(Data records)
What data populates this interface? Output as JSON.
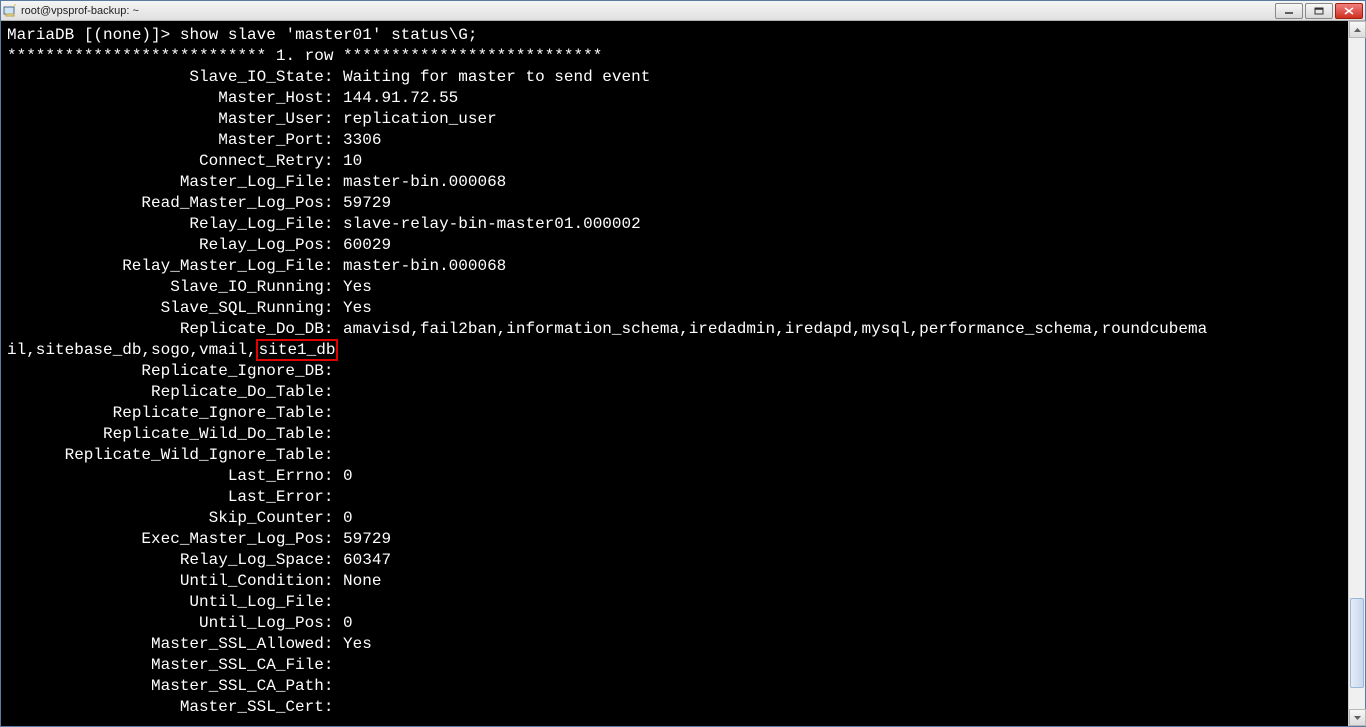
{
  "window": {
    "title": "root@vpsprof-backup: ~"
  },
  "prompt": {
    "label": "MariaDB [(none)]>",
    "command": "show slave 'master01' status\\G;"
  },
  "row_separator": "*************************** 1. row ***************************",
  "replicate_do_db_prefix": "amavisd,fail2ban,information_schema,iredadmin,iredapd,mysql,performance_schema,roundcubema",
  "replicate_do_db_wrap": "il,sitebase_db,sogo,vmail,",
  "replicate_do_db_highlight": "site1_db",
  "fields": {
    "Slave_IO_State": "Waiting for master to send event",
    "Master_Host": "144.91.72.55",
    "Master_User": "replication_user",
    "Master_Port": "3306",
    "Connect_Retry": "10",
    "Master_Log_File": "master-bin.000068",
    "Read_Master_Log_Pos": "59729",
    "Relay_Log_File": "slave-relay-bin-master01.000002",
    "Relay_Log_Pos": "60029",
    "Relay_Master_Log_File": "master-bin.000068",
    "Slave_IO_Running": "Yes",
    "Slave_SQL_Running": "Yes",
    "Replicate_Do_DB_key": "Replicate_Do_DB",
    "Replicate_Ignore_DB": "",
    "Replicate_Do_Table": "",
    "Replicate_Ignore_Table": "",
    "Replicate_Wild_Do_Table": "",
    "Replicate_Wild_Ignore_Table": "",
    "Last_Errno": "0",
    "Last_Error": "",
    "Skip_Counter": "0",
    "Exec_Master_Log_Pos": "59729",
    "Relay_Log_Space": "60347",
    "Until_Condition": "None",
    "Until_Log_File": "",
    "Until_Log_Pos": "0",
    "Master_SSL_Allowed": "Yes",
    "Master_SSL_CA_File": "",
    "Master_SSL_CA_Path": "",
    "Master_SSL_Cert": ""
  },
  "labels": {
    "Slave_IO_State": "Slave_IO_State",
    "Master_Host": "Master_Host",
    "Master_User": "Master_User",
    "Master_Port": "Master_Port",
    "Connect_Retry": "Connect_Retry",
    "Master_Log_File": "Master_Log_File",
    "Read_Master_Log_Pos": "Read_Master_Log_Pos",
    "Relay_Log_File": "Relay_Log_File",
    "Relay_Log_Pos": "Relay_Log_Pos",
    "Relay_Master_Log_File": "Relay_Master_Log_File",
    "Slave_IO_Running": "Slave_IO_Running",
    "Slave_SQL_Running": "Slave_SQL_Running",
    "Replicate_Ignore_DB": "Replicate_Ignore_DB",
    "Replicate_Do_Table": "Replicate_Do_Table",
    "Replicate_Ignore_Table": "Replicate_Ignore_Table",
    "Replicate_Wild_Do_Table": "Replicate_Wild_Do_Table",
    "Replicate_Wild_Ignore_Table": "Replicate_Wild_Ignore_Table",
    "Last_Errno": "Last_Errno",
    "Last_Error": "Last_Error",
    "Skip_Counter": "Skip_Counter",
    "Exec_Master_Log_Pos": "Exec_Master_Log_Pos",
    "Relay_Log_Space": "Relay_Log_Space",
    "Until_Condition": "Until_Condition",
    "Until_Log_File": "Until_Log_File",
    "Until_Log_Pos": "Until_Log_Pos",
    "Master_SSL_Allowed": "Master_SSL_Allowed",
    "Master_SSL_CA_File": "Master_SSL_CA_File",
    "Master_SSL_CA_Path": "Master_SSL_CA_Path",
    "Master_SSL_Cert": "Master_SSL_Cert"
  }
}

◆ REQUEST ◆
Return the listing above word for word, with the pictures removed.

◆ THE REPLY ◆
What data populates this interface? Output as JSON.
{
  "window": {
    "title": "root@vpsprof-backup: ~"
  },
  "prompt": {
    "label": "MariaDB [(none)]>",
    "command": "show slave 'master01' status\\G;"
  },
  "row_separator": "*************************** 1. row ***************************",
  "replicate_do_db_prefix": "amavisd,fail2ban,information_schema,iredadmin,iredapd,mysql,performance_schema,roundcubema",
  "replicate_do_db_wrap": "il,sitebase_db,sogo,vmail,",
  "replicate_do_db_highlight": "site1_db",
  "fields": {
    "Slave_IO_State": "Waiting for master to send event",
    "Master_Host": "144.91.72.55",
    "Master_User": "replication_user",
    "Master_Port": "3306",
    "Connect_Retry": "10",
    "Master_Log_File": "master-bin.000068",
    "Read_Master_Log_Pos": "59729",
    "Relay_Log_File": "slave-relay-bin-master01.000002",
    "Relay_Log_Pos": "60029",
    "Relay_Master_Log_File": "master-bin.000068",
    "Slave_IO_Running": "Yes",
    "Slave_SQL_Running": "Yes",
    "Replicate_Do_DB_key": "Replicate_Do_DB",
    "Replicate_Ignore_DB": "",
    "Replicate_Do_Table": "",
    "Replicate_Ignore_Table": "",
    "Replicate_Wild_Do_Table": "",
    "Replicate_Wild_Ignore_Table": "",
    "Last_Errno": "0",
    "Last_Error": "",
    "Skip_Counter": "0",
    "Exec_Master_Log_Pos": "59729",
    "Relay_Log_Space": "60347",
    "Until_Condition": "None",
    "Until_Log_File": "",
    "Until_Log_Pos": "0",
    "Master_SSL_Allowed": "Yes",
    "Master_SSL_CA_File": "",
    "Master_SSL_CA_Path": "",
    "Master_SSL_Cert": ""
  },
  "labels": {
    "Slave_IO_State": "Slave_IO_State",
    "Master_Host": "Master_Host",
    "Master_User": "Master_User",
    "Master_Port": "Master_Port",
    "Connect_Retry": "Connect_Retry",
    "Master_Log_File": "Master_Log_File",
    "Read_Master_Log_Pos": "Read_Master_Log_Pos",
    "Relay_Log_File": "Relay_Log_File",
    "Relay_Log_Pos": "Relay_Log_Pos",
    "Relay_Master_Log_File": "Relay_Master_Log_File",
    "Slave_IO_Running": "Slave_IO_Running",
    "Slave_SQL_Running": "Slave_SQL_Running",
    "Replicate_Ignore_DB": "Replicate_Ignore_DB",
    "Replicate_Do_Table": "Replicate_Do_Table",
    "Replicate_Ignore_Table": "Replicate_Ignore_Table",
    "Replicate_Wild_Do_Table": "Replicate_Wild_Do_Table",
    "Replicate_Wild_Ignore_Table": "Replicate_Wild_Ignore_Table",
    "Last_Errno": "Last_Errno",
    "Last_Error": "Last_Error",
    "Skip_Counter": "Skip_Counter",
    "Exec_Master_Log_Pos": "Exec_Master_Log_Pos",
    "Relay_Log_Space": "Relay_Log_Space",
    "Until_Condition": "Until_Condition",
    "Until_Log_File": "Until_Log_File",
    "Until_Log_Pos": "Until_Log_Pos",
    "Master_SSL_Allowed": "Master_SSL_Allowed",
    "Master_SSL_CA_File": "Master_SSL_CA_File",
    "Master_SSL_CA_Path": "Master_SSL_CA_Path",
    "Master_SSL_Cert": "Master_SSL_Cert"
  }
}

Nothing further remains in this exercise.